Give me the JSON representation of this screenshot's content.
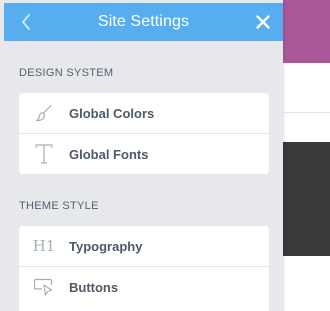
{
  "panel": {
    "title": "Site Settings",
    "back_icon": "chevron-left-icon",
    "close_icon": "close-icon"
  },
  "sections": [
    {
      "title": "DESIGN SYSTEM",
      "items": [
        {
          "label": "Global Colors",
          "icon": "brush-icon"
        },
        {
          "label": "Global Fonts",
          "icon": "font-t-icon"
        }
      ]
    },
    {
      "title": "THEME STYLE",
      "items": [
        {
          "label": "Typography",
          "icon": "heading-h1-icon",
          "icon_text": "H1"
        },
        {
          "label": "Buttons",
          "icon": "cursor-button-icon"
        }
      ]
    }
  ],
  "colors": {
    "header": "#56aef0",
    "panel_bg": "#e6e8ec",
    "card_bg": "#ffffff",
    "label": "#4e5a66",
    "icon": "#a4afb7",
    "bg_accent": "#a9599a",
    "bg_dark": "#3a3a3a"
  }
}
::::
* [Given problem]:
Leaving the pictures aside, transcribe the entire listing exactly.

* [Exercise response]:
Give me the JSON representation of this screenshot's content.
{
  "panel": {
    "title": "Site Settings",
    "back_icon": "chevron-left-icon",
    "close_icon": "close-icon"
  },
  "sections": [
    {
      "title": "DESIGN SYSTEM",
      "items": [
        {
          "label": "Global Colors",
          "icon": "brush-icon"
        },
        {
          "label": "Global Fonts",
          "icon": "font-t-icon"
        }
      ]
    },
    {
      "title": "THEME STYLE",
      "items": [
        {
          "label": "Typography",
          "icon": "heading-h1-icon",
          "icon_text": "H1"
        },
        {
          "label": "Buttons",
          "icon": "cursor-button-icon"
        }
      ]
    }
  ],
  "colors": {
    "header": "#56aef0",
    "panel_bg": "#e6e8ec",
    "card_bg": "#ffffff",
    "label": "#4e5a66",
    "icon": "#a4afb7",
    "bg_accent": "#a9599a",
    "bg_dark": "#3a3a3a"
  }
}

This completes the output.